The request >> Return the full material exactly.

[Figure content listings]
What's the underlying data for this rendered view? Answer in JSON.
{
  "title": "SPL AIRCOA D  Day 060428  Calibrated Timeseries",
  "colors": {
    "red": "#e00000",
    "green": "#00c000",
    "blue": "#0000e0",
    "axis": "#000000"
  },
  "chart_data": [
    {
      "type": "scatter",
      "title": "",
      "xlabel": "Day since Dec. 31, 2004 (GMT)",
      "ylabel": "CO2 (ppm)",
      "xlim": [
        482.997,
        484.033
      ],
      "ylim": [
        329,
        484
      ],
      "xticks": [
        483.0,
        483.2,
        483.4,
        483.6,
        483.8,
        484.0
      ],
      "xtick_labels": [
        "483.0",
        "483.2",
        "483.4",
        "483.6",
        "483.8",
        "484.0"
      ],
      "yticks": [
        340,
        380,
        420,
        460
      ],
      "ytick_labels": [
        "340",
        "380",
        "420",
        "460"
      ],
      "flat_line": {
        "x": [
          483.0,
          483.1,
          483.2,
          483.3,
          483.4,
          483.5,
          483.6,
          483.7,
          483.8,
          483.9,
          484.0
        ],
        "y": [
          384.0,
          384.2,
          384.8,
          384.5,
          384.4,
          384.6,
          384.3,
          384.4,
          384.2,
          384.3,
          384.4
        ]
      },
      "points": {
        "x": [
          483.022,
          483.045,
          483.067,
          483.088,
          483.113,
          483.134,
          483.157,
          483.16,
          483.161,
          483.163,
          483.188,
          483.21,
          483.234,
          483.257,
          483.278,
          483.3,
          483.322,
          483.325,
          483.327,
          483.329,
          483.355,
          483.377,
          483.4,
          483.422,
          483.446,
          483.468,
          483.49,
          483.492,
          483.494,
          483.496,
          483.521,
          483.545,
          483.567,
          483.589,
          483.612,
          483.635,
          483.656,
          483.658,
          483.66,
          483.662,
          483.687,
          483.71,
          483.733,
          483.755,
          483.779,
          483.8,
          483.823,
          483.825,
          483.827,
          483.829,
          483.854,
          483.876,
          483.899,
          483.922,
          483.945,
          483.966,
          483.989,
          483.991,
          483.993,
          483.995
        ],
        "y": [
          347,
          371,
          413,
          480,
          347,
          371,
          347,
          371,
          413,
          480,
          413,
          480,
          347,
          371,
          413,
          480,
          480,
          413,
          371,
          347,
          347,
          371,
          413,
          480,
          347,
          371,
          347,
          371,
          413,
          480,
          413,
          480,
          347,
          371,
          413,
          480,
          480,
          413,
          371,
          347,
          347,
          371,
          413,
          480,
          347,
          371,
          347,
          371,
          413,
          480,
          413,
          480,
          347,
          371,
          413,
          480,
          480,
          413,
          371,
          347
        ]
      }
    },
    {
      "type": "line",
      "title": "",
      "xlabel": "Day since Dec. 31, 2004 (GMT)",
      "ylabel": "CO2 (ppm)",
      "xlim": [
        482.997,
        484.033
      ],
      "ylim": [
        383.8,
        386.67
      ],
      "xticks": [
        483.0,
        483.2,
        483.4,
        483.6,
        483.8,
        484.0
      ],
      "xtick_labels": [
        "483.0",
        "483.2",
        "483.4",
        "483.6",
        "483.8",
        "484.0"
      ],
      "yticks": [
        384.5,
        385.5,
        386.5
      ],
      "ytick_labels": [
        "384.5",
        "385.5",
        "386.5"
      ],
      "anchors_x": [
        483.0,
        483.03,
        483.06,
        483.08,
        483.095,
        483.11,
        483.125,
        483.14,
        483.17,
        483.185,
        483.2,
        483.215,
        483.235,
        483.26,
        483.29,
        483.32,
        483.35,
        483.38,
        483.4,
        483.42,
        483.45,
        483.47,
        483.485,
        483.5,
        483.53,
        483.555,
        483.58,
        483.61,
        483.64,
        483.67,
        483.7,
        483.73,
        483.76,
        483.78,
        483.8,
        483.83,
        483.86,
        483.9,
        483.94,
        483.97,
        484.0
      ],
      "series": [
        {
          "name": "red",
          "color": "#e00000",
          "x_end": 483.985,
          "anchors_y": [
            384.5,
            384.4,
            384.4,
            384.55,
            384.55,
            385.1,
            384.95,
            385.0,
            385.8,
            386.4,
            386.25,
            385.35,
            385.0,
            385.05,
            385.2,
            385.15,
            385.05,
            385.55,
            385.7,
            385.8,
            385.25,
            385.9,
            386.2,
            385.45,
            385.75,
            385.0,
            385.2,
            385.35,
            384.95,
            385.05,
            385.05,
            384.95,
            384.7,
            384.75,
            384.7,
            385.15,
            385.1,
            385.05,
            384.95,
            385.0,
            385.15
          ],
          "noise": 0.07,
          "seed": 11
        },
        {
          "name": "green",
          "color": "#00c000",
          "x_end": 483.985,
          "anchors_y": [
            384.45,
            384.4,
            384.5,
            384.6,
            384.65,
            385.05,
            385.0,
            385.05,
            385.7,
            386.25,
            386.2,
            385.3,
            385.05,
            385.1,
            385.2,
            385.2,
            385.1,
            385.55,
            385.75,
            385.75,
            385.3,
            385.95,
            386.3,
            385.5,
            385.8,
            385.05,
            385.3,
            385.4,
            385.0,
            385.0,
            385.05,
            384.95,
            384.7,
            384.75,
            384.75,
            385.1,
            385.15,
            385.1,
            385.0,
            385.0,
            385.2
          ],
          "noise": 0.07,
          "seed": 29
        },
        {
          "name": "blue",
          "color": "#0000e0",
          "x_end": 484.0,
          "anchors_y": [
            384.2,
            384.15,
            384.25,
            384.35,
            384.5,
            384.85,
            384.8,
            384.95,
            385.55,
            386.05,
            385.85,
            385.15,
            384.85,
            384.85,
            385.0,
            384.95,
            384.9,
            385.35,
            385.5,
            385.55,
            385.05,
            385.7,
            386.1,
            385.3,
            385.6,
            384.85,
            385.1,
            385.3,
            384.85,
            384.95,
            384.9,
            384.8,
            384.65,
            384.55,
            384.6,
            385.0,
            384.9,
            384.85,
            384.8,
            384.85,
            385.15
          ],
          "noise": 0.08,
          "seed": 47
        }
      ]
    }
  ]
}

Exercise answer >>
What's the underlying data for this rendered view? Answer in JSON.
{
  "title": "SPL AIRCOA D  Day 060428  Calibrated Timeseries",
  "colors": {
    "red": "#e00000",
    "green": "#00c000",
    "blue": "#0000e0",
    "axis": "#000000"
  },
  "chart_data": [
    {
      "type": "scatter",
      "title": "",
      "xlabel": "Day since Dec. 31, 2004 (GMT)",
      "ylabel": "CO2 (ppm)",
      "xlim": [
        482.997,
        484.033
      ],
      "ylim": [
        329,
        484
      ],
      "xticks": [
        483.0,
        483.2,
        483.4,
        483.6,
        483.8,
        484.0
      ],
      "xtick_labels": [
        "483.0",
        "483.2",
        "483.4",
        "483.6",
        "483.8",
        "484.0"
      ],
      "yticks": [
        340,
        380,
        420,
        460
      ],
      "ytick_labels": [
        "340",
        "380",
        "420",
        "460"
      ],
      "flat_line": {
        "x": [
          483.0,
          483.1,
          483.2,
          483.3,
          483.4,
          483.5,
          483.6,
          483.7,
          483.8,
          483.9,
          484.0
        ],
        "y": [
          384.0,
          384.2,
          384.8,
          384.5,
          384.4,
          384.6,
          384.3,
          384.4,
          384.2,
          384.3,
          384.4
        ]
      },
      "points": {
        "x": [
          483.022,
          483.045,
          483.067,
          483.088,
          483.113,
          483.134,
          483.157,
          483.16,
          483.161,
          483.163,
          483.188,
          483.21,
          483.234,
          483.257,
          483.278,
          483.3,
          483.322,
          483.325,
          483.327,
          483.329,
          483.355,
          483.377,
          483.4,
          483.422,
          483.446,
          483.468,
          483.49,
          483.492,
          483.494,
          483.496,
          483.521,
          483.545,
          483.567,
          483.589,
          483.612,
          483.635,
          483.656,
          483.658,
          483.66,
          483.662,
          483.687,
          483.71,
          483.733,
          483.755,
          483.779,
          483.8,
          483.823,
          483.825,
          483.827,
          483.829,
          483.854,
          483.876,
          483.899,
          483.922,
          483.945,
          483.966,
          483.989,
          483.991,
          483.993,
          483.995
        ],
        "y": [
          347,
          371,
          413,
          480,
          347,
          371,
          347,
          371,
          413,
          480,
          413,
          480,
          347,
          371,
          413,
          480,
          480,
          413,
          371,
          347,
          347,
          371,
          413,
          480,
          347,
          371,
          347,
          371,
          413,
          480,
          413,
          480,
          347,
          371,
          413,
          480,
          480,
          413,
          371,
          347,
          347,
          371,
          413,
          480,
          347,
          371,
          347,
          371,
          413,
          480,
          413,
          480,
          347,
          371,
          413,
          480,
          480,
          413,
          371,
          347
        ]
      }
    },
    {
      "type": "line",
      "title": "",
      "xlabel": "Day since Dec. 31, 2004 (GMT)",
      "ylabel": "CO2 (ppm)",
      "xlim": [
        482.997,
        484.033
      ],
      "ylim": [
        383.8,
        386.67
      ],
      "xticks": [
        483.0,
        483.2,
        483.4,
        483.6,
        483.8,
        484.0
      ],
      "xtick_labels": [
        "483.0",
        "483.2",
        "483.4",
        "483.6",
        "483.8",
        "484.0"
      ],
      "yticks": [
        384.5,
        385.5,
        386.5
      ],
      "ytick_labels": [
        "384.5",
        "385.5",
        "386.5"
      ],
      "anchors_x": [
        483.0,
        483.03,
        483.06,
        483.08,
        483.095,
        483.11,
        483.125,
        483.14,
        483.17,
        483.185,
        483.2,
        483.215,
        483.235,
        483.26,
        483.29,
        483.32,
        483.35,
        483.38,
        483.4,
        483.42,
        483.45,
        483.47,
        483.485,
        483.5,
        483.53,
        483.555,
        483.58,
        483.61,
        483.64,
        483.67,
        483.7,
        483.73,
        483.76,
        483.78,
        483.8,
        483.83,
        483.86,
        483.9,
        483.94,
        483.97,
        484.0
      ],
      "series": [
        {
          "name": "red",
          "color": "#e00000",
          "x_end": 483.985,
          "anchors_y": [
            384.5,
            384.4,
            384.4,
            384.55,
            384.55,
            385.1,
            384.95,
            385.0,
            385.8,
            386.4,
            386.25,
            385.35,
            385.0,
            385.05,
            385.2,
            385.15,
            385.05,
            385.55,
            385.7,
            385.8,
            385.25,
            385.9,
            386.2,
            385.45,
            385.75,
            385.0,
            385.2,
            385.35,
            384.95,
            385.05,
            385.05,
            384.95,
            384.7,
            384.75,
            384.7,
            385.15,
            385.1,
            385.05,
            384.95,
            385.0,
            385.15
          ],
          "noise": 0.07,
          "seed": 11
        },
        {
          "name": "green",
          "color": "#00c000",
          "x_end": 483.985,
          "anchors_y": [
            384.45,
            384.4,
            384.5,
            384.6,
            384.65,
            385.05,
            385.0,
            385.05,
            385.7,
            386.25,
            386.2,
            385.3,
            385.05,
            385.1,
            385.2,
            385.2,
            385.1,
            385.55,
            385.75,
            385.75,
            385.3,
            385.95,
            386.3,
            385.5,
            385.8,
            385.05,
            385.3,
            385.4,
            385.0,
            385.0,
            385.05,
            384.95,
            384.7,
            384.75,
            384.75,
            385.1,
            385.15,
            385.1,
            385.0,
            385.0,
            385.2
          ],
          "noise": 0.07,
          "seed": 29
        },
        {
          "name": "blue",
          "color": "#0000e0",
          "x_end": 484.0,
          "anchors_y": [
            384.2,
            384.15,
            384.25,
            384.35,
            384.5,
            384.85,
            384.8,
            384.95,
            385.55,
            386.05,
            385.85,
            385.15,
            384.85,
            384.85,
            385.0,
            384.95,
            384.9,
            385.35,
            385.5,
            385.55,
            385.05,
            385.7,
            386.1,
            385.3,
            385.6,
            384.85,
            385.1,
            385.3,
            384.85,
            384.95,
            384.9,
            384.8,
            384.65,
            384.55,
            384.6,
            385.0,
            384.9,
            384.85,
            384.8,
            384.85,
            385.15
          ],
          "noise": 0.08,
          "seed": 47
        }
      ]
    }
  ]
}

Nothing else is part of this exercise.